* _TASK DESCRIPTION_:
Lines containing the word "JSON" are the ones to copy from the records below.
** Start **
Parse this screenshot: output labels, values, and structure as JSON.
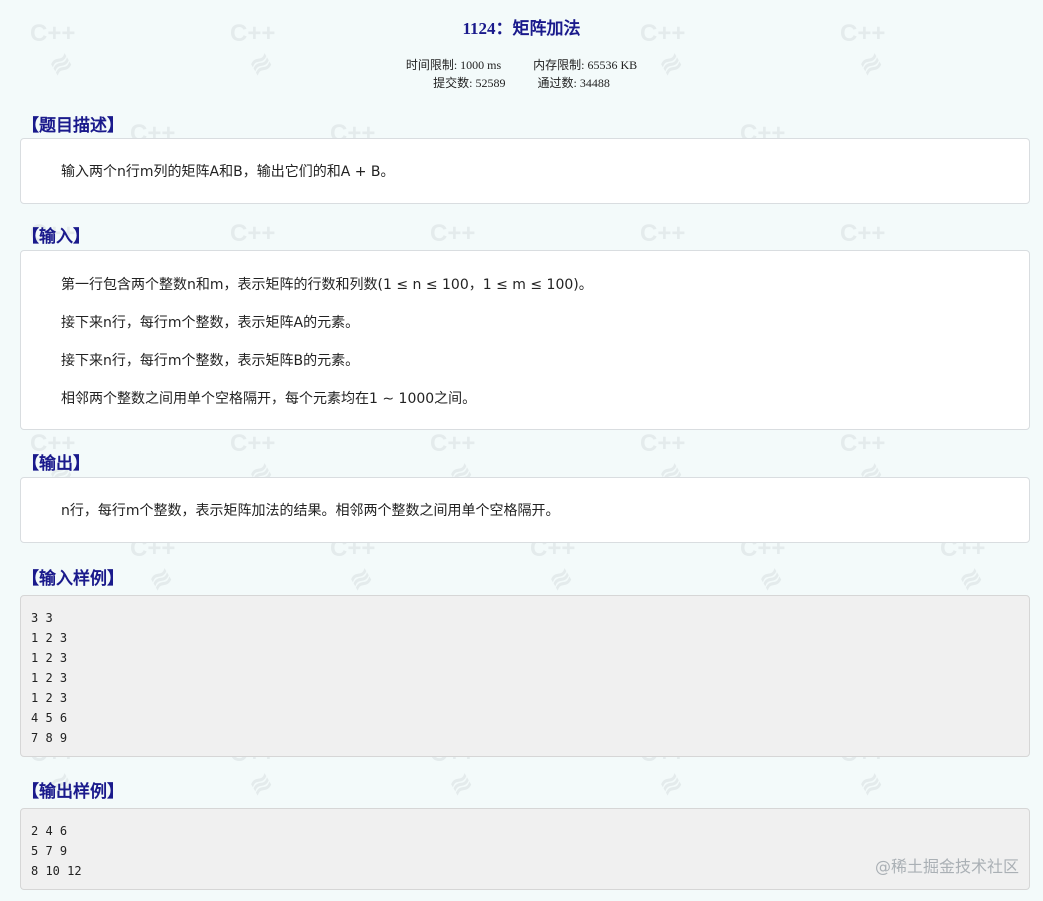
{
  "problem": {
    "id": "1124",
    "title": "矩阵加法",
    "time_limit": "时间限制: 1000 ms",
    "memory_limit": "内存限制: 65536 KB",
    "submissions": "提交数: 52589",
    "accepted": "通过数: 34488"
  },
  "sections": {
    "desc": {
      "title": "【题目描述】",
      "text": "输入两个n行m列的矩阵A和B，输出它们的和A + B。"
    },
    "input": {
      "title": "【输入】",
      "lines": [
        "第一行包含两个整数n和m，表示矩阵的行数和列数(1 ≤ n ≤ 100，1 ≤ m ≤ 100)。",
        "接下来n行，每行m个整数，表示矩阵A的元素。",
        "接下来n行，每行m个整数，表示矩阵B的元素。",
        "相邻两个整数之间用单个空格隔开，每个元素均在1 ∼ 1000之间。"
      ]
    },
    "output": {
      "title": "【输出】",
      "text": "n行，每行m个整数，表示矩阵加法的结果。相邻两个整数之间用单个空格隔开。"
    },
    "sample_input": {
      "title": "【输入样例】",
      "code": "3 3\n1 2 3\n1 2 3\n1 2 3\n1 2 3\n4 5 6\n7 8 9"
    },
    "sample_output": {
      "title": "【输出样例】",
      "code": "2 4 6\n5 7 9\n8 10 12"
    }
  },
  "watermark": {
    "text": "C++",
    "glyph": "≋"
  },
  "footer": {
    "mark": "@稀土掘金技术社区"
  },
  "colors": {
    "heading": "#1a1a8c",
    "background": "#f3fafa"
  }
}
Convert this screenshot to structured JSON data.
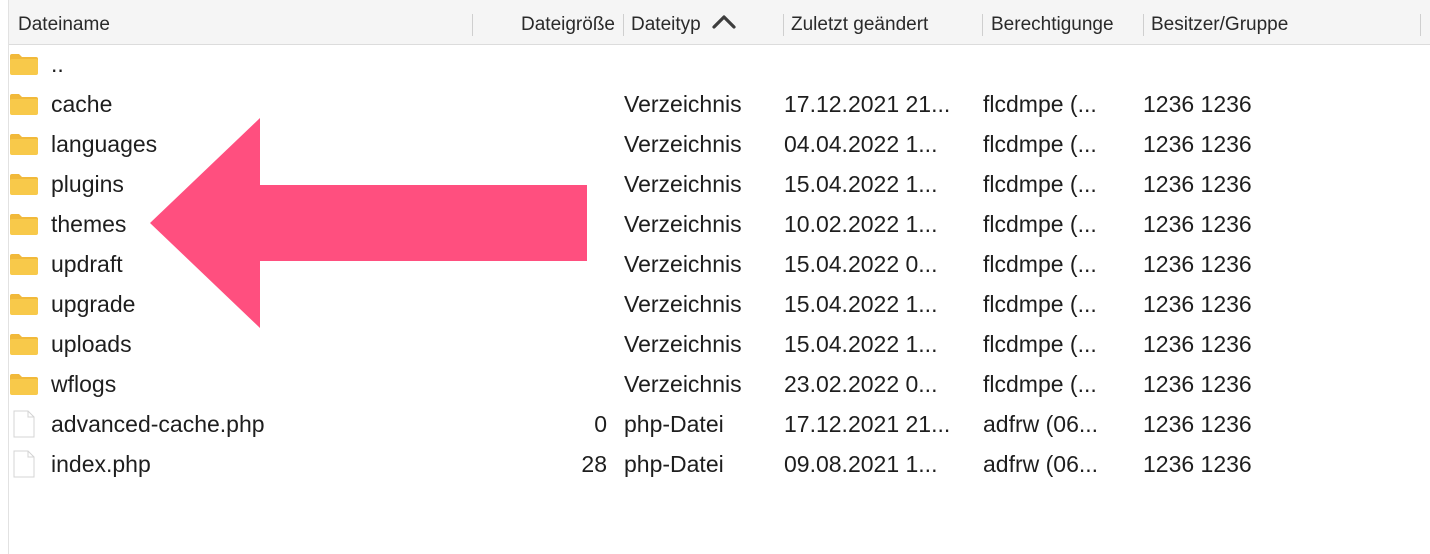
** End **
* _TASK SOLUTION_:
Parse this screenshot: output labels, values, and structure as JSON.
Convert this screenshot to structured JSON data.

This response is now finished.